■ Work required ■
Copy out each line of the material in which the word "Payload" appears.

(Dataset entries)
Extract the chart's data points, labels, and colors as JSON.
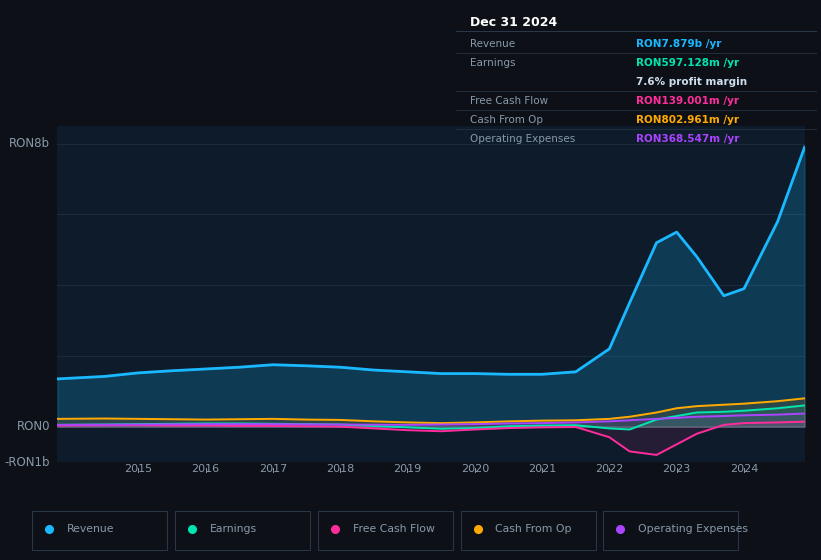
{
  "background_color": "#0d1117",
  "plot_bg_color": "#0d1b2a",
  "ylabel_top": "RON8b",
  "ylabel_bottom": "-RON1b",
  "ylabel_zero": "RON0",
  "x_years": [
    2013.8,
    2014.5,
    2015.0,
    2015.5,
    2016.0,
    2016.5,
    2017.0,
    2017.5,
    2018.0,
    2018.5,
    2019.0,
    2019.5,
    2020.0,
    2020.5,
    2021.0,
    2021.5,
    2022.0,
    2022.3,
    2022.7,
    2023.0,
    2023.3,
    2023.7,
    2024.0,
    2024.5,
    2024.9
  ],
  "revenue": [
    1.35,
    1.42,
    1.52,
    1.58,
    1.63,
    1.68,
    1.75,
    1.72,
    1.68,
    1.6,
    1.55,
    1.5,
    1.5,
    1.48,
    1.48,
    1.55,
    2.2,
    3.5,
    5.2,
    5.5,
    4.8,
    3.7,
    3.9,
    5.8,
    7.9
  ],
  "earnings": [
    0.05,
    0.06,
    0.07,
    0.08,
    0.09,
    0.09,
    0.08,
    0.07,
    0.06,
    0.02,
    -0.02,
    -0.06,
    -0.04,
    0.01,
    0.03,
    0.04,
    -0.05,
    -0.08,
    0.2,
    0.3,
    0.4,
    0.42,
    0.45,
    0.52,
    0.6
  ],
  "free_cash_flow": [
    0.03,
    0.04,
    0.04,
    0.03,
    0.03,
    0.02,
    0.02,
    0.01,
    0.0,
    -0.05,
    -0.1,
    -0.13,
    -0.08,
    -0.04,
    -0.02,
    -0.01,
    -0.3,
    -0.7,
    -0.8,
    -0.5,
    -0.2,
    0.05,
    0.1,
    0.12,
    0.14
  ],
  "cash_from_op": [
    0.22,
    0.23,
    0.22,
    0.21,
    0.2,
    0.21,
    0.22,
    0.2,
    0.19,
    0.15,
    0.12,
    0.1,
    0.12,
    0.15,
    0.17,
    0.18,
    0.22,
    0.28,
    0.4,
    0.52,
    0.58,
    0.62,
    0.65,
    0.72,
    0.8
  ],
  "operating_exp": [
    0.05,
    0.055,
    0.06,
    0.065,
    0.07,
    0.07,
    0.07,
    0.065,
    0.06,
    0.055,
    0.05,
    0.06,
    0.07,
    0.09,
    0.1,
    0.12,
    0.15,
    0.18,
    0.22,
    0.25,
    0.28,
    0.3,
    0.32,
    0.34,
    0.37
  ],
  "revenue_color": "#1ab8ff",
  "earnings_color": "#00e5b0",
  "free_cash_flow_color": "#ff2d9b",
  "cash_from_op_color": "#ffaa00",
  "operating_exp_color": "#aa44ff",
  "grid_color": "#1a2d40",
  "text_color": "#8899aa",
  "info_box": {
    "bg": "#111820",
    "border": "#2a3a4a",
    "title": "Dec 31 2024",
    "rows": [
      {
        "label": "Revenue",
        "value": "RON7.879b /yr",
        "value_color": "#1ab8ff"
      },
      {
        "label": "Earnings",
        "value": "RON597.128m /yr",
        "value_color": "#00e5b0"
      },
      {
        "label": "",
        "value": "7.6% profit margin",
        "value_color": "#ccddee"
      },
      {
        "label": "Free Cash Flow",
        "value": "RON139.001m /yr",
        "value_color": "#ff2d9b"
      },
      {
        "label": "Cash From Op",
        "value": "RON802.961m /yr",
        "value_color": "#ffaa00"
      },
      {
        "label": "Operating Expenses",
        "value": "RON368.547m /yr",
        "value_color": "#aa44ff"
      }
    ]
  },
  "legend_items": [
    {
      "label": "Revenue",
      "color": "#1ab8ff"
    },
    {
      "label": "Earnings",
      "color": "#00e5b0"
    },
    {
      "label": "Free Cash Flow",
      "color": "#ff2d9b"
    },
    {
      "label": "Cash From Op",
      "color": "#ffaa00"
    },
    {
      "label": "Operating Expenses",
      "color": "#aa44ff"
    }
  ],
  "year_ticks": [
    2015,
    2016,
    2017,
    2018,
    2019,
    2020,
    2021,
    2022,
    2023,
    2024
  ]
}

* * *

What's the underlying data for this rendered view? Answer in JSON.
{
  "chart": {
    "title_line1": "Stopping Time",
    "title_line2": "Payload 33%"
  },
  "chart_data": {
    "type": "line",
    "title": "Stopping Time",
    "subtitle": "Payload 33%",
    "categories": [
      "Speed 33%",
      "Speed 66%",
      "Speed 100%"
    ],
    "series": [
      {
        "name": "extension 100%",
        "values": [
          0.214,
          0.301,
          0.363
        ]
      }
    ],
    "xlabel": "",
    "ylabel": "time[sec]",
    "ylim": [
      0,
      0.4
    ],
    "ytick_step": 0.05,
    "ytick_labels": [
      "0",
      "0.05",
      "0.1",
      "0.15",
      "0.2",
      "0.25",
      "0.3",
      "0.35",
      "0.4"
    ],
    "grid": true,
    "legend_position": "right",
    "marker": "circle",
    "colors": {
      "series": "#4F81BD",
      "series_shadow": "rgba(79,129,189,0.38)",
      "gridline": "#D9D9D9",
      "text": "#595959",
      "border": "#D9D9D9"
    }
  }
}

■ Full solution ■
    "title_line2": "Payload 33%"
    "subtitle": "Payload 33%",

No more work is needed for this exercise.